DIRECTIONS:
Output the material below in its entirety, exactly as given.

Stored data entries:
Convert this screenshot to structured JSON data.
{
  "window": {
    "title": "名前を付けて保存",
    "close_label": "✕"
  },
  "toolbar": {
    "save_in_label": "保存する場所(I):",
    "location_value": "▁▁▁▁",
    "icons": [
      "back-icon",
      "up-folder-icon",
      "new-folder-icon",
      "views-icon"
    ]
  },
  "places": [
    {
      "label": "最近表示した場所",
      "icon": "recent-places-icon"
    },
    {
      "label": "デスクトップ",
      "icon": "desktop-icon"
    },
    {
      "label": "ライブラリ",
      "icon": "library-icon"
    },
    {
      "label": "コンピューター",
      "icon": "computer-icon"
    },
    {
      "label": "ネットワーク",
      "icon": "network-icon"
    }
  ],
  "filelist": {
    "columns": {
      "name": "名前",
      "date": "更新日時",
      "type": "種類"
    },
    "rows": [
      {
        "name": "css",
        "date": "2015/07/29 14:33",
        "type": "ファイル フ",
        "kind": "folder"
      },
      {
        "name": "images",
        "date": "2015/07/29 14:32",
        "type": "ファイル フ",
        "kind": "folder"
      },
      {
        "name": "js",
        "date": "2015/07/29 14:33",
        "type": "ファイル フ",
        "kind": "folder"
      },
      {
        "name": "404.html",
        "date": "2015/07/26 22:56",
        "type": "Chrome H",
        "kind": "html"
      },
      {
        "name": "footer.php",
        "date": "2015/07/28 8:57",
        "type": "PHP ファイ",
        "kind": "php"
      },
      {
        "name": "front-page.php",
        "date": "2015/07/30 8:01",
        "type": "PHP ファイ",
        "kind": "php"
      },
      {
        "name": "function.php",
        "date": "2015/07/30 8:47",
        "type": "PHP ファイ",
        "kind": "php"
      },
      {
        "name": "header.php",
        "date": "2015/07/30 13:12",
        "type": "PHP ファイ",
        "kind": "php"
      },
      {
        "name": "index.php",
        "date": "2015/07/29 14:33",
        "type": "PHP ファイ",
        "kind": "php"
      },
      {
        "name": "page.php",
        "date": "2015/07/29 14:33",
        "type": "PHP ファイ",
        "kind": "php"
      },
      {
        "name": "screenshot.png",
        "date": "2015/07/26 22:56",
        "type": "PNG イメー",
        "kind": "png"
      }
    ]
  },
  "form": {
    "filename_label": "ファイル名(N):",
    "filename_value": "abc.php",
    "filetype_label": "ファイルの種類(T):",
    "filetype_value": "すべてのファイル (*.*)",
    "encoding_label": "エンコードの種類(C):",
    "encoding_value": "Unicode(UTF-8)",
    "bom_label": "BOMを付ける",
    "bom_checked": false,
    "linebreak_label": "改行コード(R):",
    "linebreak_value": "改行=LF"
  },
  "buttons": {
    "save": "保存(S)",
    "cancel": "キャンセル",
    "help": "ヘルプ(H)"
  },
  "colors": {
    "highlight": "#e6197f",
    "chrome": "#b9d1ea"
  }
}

EXPECTED ANSWER:
Convert this screenshot to structured JSON data.
{
  "window": {
    "title": "名前を付けて保存",
    "close_label": "✕"
  },
  "toolbar": {
    "save_in_label": "保存する場所(I):",
    "location_value": "▁▁▁▁",
    "icons": [
      "back-icon",
      "up-folder-icon",
      "new-folder-icon",
      "views-icon"
    ]
  },
  "places": [
    {
      "label": "最近表示した場所",
      "icon": "recent-places-icon"
    },
    {
      "label": "デスクトップ",
      "icon": "desktop-icon"
    },
    {
      "label": "ライブラリ",
      "icon": "library-icon"
    },
    {
      "label": "コンピューター",
      "icon": "computer-icon"
    },
    {
      "label": "ネットワーク",
      "icon": "network-icon"
    }
  ],
  "filelist": {
    "columns": {
      "name": "名前",
      "date": "更新日時",
      "type": "種類"
    },
    "rows": [
      {
        "name": "css",
        "date": "2015/07/29 14:33",
        "type": "ファイル フ",
        "kind": "folder"
      },
      {
        "name": "images",
        "date": "2015/07/29 14:32",
        "type": "ファイル フ",
        "kind": "folder"
      },
      {
        "name": "js",
        "date": "2015/07/29 14:33",
        "type": "ファイル フ",
        "kind": "folder"
      },
      {
        "name": "404.html",
        "date": "2015/07/26 22:56",
        "type": "Chrome H",
        "kind": "html"
      },
      {
        "name": "footer.php",
        "date": "2015/07/28 8:57",
        "type": "PHP ファイ",
        "kind": "php"
      },
      {
        "name": "front-page.php",
        "date": "2015/07/30 8:01",
        "type": "PHP ファイ",
        "kind": "php"
      },
      {
        "name": "function.php",
        "date": "2015/07/30 8:47",
        "type": "PHP ファイ",
        "kind": "php"
      },
      {
        "name": "header.php",
        "date": "2015/07/30 13:12",
        "type": "PHP ファイ",
        "kind": "php"
      },
      {
        "name": "index.php",
        "date": "2015/07/29 14:33",
        "type": "PHP ファイ",
        "kind": "php"
      },
      {
        "name": "page.php",
        "date": "2015/07/29 14:33",
        "type": "PHP ファイ",
        "kind": "php"
      },
      {
        "name": "screenshot.png",
        "date": "2015/07/26 22:56",
        "type": "PNG イメー",
        "kind": "png"
      }
    ]
  },
  "form": {
    "filename_label": "ファイル名(N):",
    "filename_value": "abc.php",
    "filetype_label": "ファイルの種類(T):",
    "filetype_value": "すべてのファイル (*.*)",
    "encoding_label": "エンコードの種類(C):",
    "encoding_value": "Unicode(UTF-8)",
    "bom_label": "BOMを付ける",
    "bom_checked": false,
    "linebreak_label": "改行コード(R):",
    "linebreak_value": "改行=LF"
  },
  "buttons": {
    "save": "保存(S)",
    "cancel": "キャンセル",
    "help": "ヘルプ(H)"
  },
  "colors": {
    "highlight": "#e6197f",
    "chrome": "#b9d1ea"
  }
}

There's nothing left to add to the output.